## Stored records
★ ★ ★ ★

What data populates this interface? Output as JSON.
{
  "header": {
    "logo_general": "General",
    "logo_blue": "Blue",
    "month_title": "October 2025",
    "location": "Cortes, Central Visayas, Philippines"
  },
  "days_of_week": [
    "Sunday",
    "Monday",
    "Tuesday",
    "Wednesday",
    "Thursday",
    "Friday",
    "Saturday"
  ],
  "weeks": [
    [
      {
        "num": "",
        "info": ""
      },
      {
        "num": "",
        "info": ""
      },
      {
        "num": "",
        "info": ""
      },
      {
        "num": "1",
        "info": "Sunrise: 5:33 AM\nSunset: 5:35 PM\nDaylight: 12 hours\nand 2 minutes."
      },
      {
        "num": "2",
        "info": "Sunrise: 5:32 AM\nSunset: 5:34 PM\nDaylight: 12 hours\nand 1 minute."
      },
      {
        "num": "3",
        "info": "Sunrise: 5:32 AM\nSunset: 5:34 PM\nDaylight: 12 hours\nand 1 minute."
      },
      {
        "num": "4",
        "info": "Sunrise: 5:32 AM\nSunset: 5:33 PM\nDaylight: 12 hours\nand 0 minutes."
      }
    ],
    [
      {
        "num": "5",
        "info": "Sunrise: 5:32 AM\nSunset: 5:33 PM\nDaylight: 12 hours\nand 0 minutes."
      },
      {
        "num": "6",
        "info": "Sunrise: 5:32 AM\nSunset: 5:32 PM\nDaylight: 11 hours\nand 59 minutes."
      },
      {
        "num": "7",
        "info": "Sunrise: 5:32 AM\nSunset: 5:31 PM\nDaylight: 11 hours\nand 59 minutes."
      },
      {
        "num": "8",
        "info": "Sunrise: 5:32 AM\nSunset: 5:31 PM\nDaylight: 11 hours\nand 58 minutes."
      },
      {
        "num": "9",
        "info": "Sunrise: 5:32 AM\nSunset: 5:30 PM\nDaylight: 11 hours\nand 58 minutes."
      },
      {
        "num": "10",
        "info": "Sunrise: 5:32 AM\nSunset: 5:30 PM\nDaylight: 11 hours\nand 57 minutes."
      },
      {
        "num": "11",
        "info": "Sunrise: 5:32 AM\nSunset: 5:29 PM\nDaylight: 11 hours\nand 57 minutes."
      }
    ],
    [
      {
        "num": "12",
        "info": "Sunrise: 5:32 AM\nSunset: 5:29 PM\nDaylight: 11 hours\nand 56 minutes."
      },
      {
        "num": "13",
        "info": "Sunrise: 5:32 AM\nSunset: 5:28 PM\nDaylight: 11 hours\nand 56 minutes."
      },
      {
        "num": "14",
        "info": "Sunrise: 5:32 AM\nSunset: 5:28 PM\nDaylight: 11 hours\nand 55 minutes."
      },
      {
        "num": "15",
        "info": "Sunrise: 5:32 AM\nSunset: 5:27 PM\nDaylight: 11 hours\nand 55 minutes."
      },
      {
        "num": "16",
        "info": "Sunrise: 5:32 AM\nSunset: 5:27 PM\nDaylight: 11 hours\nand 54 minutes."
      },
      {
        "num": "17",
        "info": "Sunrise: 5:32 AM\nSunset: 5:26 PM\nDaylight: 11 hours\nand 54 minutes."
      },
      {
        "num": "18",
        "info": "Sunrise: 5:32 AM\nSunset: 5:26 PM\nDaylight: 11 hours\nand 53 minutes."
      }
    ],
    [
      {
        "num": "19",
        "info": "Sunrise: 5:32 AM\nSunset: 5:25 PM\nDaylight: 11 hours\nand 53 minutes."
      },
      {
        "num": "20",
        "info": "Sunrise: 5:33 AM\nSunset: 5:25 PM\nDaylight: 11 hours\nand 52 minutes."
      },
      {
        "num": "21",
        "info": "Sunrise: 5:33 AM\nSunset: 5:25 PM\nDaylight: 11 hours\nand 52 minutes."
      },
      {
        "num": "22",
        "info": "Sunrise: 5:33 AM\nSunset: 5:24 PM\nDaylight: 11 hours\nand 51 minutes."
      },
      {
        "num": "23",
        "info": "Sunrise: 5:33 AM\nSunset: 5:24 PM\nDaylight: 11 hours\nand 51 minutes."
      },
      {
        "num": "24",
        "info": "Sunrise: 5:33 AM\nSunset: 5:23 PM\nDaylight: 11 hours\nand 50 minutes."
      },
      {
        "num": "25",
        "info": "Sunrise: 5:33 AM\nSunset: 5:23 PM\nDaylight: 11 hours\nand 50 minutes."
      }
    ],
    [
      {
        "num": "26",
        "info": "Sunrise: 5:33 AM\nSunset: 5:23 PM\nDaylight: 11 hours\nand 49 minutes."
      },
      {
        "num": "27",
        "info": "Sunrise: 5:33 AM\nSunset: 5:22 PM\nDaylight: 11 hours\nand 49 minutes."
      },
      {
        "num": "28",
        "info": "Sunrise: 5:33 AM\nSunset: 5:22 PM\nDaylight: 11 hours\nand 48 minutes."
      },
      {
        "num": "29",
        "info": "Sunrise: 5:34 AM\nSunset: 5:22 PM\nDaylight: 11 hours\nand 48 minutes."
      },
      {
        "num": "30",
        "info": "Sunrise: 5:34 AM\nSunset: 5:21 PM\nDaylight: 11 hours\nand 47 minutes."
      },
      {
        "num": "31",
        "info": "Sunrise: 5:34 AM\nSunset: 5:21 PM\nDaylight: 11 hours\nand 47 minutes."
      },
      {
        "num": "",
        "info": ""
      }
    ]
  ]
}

★ ★ ★ ★

## What you should do
Reproduce the entries above in full, verbatim.

## Completed exercise
What data populates this interface? Output as JSON.
{
  "header": {
    "logo_general": "General",
    "logo_blue": "Blue",
    "month_title": "October 2025",
    "location": "Cortes, Central Visayas, Philippines"
  },
  "days_of_week": [
    "Sunday",
    "Monday",
    "Tuesday",
    "Wednesday",
    "Thursday",
    "Friday",
    "Saturday"
  ],
  "weeks": [
    [
      {
        "num": "",
        "info": ""
      },
      {
        "num": "",
        "info": ""
      },
      {
        "num": "",
        "info": ""
      },
      {
        "num": "1",
        "info": "Sunrise: 5:33 AM\nSunset: 5:35 PM\nDaylight: 12 hours\nand 2 minutes."
      },
      {
        "num": "2",
        "info": "Sunrise: 5:32 AM\nSunset: 5:34 PM\nDaylight: 12 hours\nand 1 minute."
      },
      {
        "num": "3",
        "info": "Sunrise: 5:32 AM\nSunset: 5:34 PM\nDaylight: 12 hours\nand 1 minute."
      },
      {
        "num": "4",
        "info": "Sunrise: 5:32 AM\nSunset: 5:33 PM\nDaylight: 12 hours\nand 0 minutes."
      }
    ],
    [
      {
        "num": "5",
        "info": "Sunrise: 5:32 AM\nSunset: 5:33 PM\nDaylight: 12 hours\nand 0 minutes."
      },
      {
        "num": "6",
        "info": "Sunrise: 5:32 AM\nSunset: 5:32 PM\nDaylight: 11 hours\nand 59 minutes."
      },
      {
        "num": "7",
        "info": "Sunrise: 5:32 AM\nSunset: 5:31 PM\nDaylight: 11 hours\nand 59 minutes."
      },
      {
        "num": "8",
        "info": "Sunrise: 5:32 AM\nSunset: 5:31 PM\nDaylight: 11 hours\nand 58 minutes."
      },
      {
        "num": "9",
        "info": "Sunrise: 5:32 AM\nSunset: 5:30 PM\nDaylight: 11 hours\nand 58 minutes."
      },
      {
        "num": "10",
        "info": "Sunrise: 5:32 AM\nSunset: 5:30 PM\nDaylight: 11 hours\nand 57 minutes."
      },
      {
        "num": "11",
        "info": "Sunrise: 5:32 AM\nSunset: 5:29 PM\nDaylight: 11 hours\nand 57 minutes."
      }
    ],
    [
      {
        "num": "12",
        "info": "Sunrise: 5:32 AM\nSunset: 5:29 PM\nDaylight: 11 hours\nand 56 minutes."
      },
      {
        "num": "13",
        "info": "Sunrise: 5:32 AM\nSunset: 5:28 PM\nDaylight: 11 hours\nand 56 minutes."
      },
      {
        "num": "14",
        "info": "Sunrise: 5:32 AM\nSunset: 5:28 PM\nDaylight: 11 hours\nand 55 minutes."
      },
      {
        "num": "15",
        "info": "Sunrise: 5:32 AM\nSunset: 5:27 PM\nDaylight: 11 hours\nand 55 minutes."
      },
      {
        "num": "16",
        "info": "Sunrise: 5:32 AM\nSunset: 5:27 PM\nDaylight: 11 hours\nand 54 minutes."
      },
      {
        "num": "17",
        "info": "Sunrise: 5:32 AM\nSunset: 5:26 PM\nDaylight: 11 hours\nand 54 minutes."
      },
      {
        "num": "18",
        "info": "Sunrise: 5:32 AM\nSunset: 5:26 PM\nDaylight: 11 hours\nand 53 minutes."
      }
    ],
    [
      {
        "num": "19",
        "info": "Sunrise: 5:32 AM\nSunset: 5:25 PM\nDaylight: 11 hours\nand 53 minutes."
      },
      {
        "num": "20",
        "info": "Sunrise: 5:33 AM\nSunset: 5:25 PM\nDaylight: 11 hours\nand 52 minutes."
      },
      {
        "num": "21",
        "info": "Sunrise: 5:33 AM\nSunset: 5:25 PM\nDaylight: 11 hours\nand 52 minutes."
      },
      {
        "num": "22",
        "info": "Sunrise: 5:33 AM\nSunset: 5:24 PM\nDaylight: 11 hours\nand 51 minutes."
      },
      {
        "num": "23",
        "info": "Sunrise: 5:33 AM\nSunset: 5:24 PM\nDaylight: 11 hours\nand 51 minutes."
      },
      {
        "num": "24",
        "info": "Sunrise: 5:33 AM\nSunset: 5:23 PM\nDaylight: 11 hours\nand 50 minutes."
      },
      {
        "num": "25",
        "info": "Sunrise: 5:33 AM\nSunset: 5:23 PM\nDaylight: 11 hours\nand 50 minutes."
      }
    ],
    [
      {
        "num": "26",
        "info": "Sunrise: 5:33 AM\nSunset: 5:23 PM\nDaylight: 11 hours\nand 49 minutes."
      },
      {
        "num": "27",
        "info": "Sunrise: 5:33 AM\nSunset: 5:22 PM\nDaylight: 11 hours\nand 49 minutes."
      },
      {
        "num": "28",
        "info": "Sunrise: 5:33 AM\nSunset: 5:22 PM\nDaylight: 11 hours\nand 48 minutes."
      },
      {
        "num": "29",
        "info": "Sunrise: 5:34 AM\nSunset: 5:22 PM\nDaylight: 11 hours\nand 48 minutes."
      },
      {
        "num": "30",
        "info": "Sunrise: 5:34 AM\nSunset: 5:21 PM\nDaylight: 11 hours\nand 47 minutes."
      },
      {
        "num": "31",
        "info": "Sunrise: 5:34 AM\nSunset: 5:21 PM\nDaylight: 11 hours\nand 47 minutes."
      },
      {
        "num": "",
        "info": ""
      }
    ]
  ]
}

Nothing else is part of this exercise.